Copy out the listing that follows, exactly, without its pictures.

BEGIN

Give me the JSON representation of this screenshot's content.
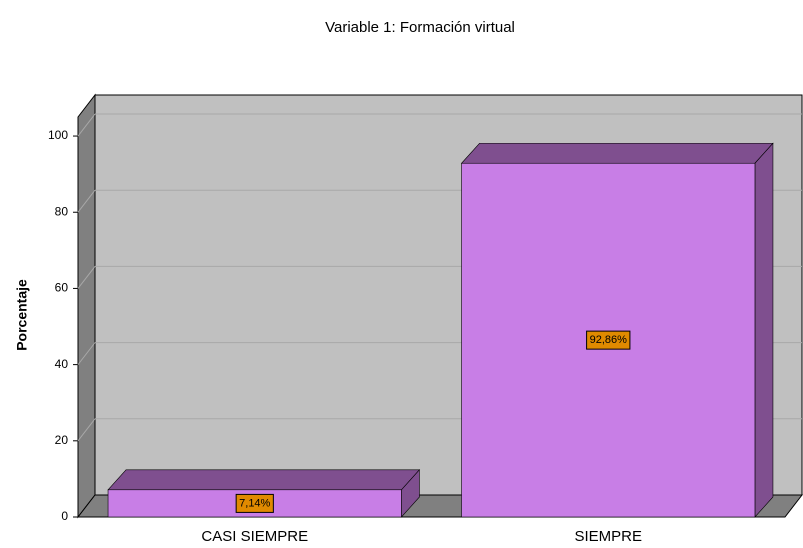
{
  "chart_data": {
    "type": "bar3d",
    "title": "Variable 1: Formación virtual",
    "y_label": "Porcentaje",
    "categories": [
      "CASI SIEMPRE",
      "SIEMPRE"
    ],
    "values": [
      7.14,
      92.86
    ],
    "value_labels": [
      "7,14%",
      "92,86%"
    ],
    "color": "#c87ee6",
    "ylim": [
      0,
      105
    ],
    "yticks": [
      0,
      20,
      40,
      60,
      80,
      100
    ],
    "grid": true
  }
}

END

§ EXERCISE RESULT:
Give me the JSON representation of this screenshot's content.
{
  "chart_data": {
    "type": "bar3d",
    "title": "Variable 1: Formación virtual",
    "y_label": "Porcentaje",
    "categories": [
      "CASI SIEMPRE",
      "SIEMPRE"
    ],
    "values": [
      7.14,
      92.86
    ],
    "value_labels": [
      "7,14%",
      "92,86%"
    ],
    "color": "#c87ee6",
    "ylim": [
      0,
      105
    ],
    "yticks": [
      0,
      20,
      40,
      60,
      80,
      100
    ],
    "grid": true
  }
}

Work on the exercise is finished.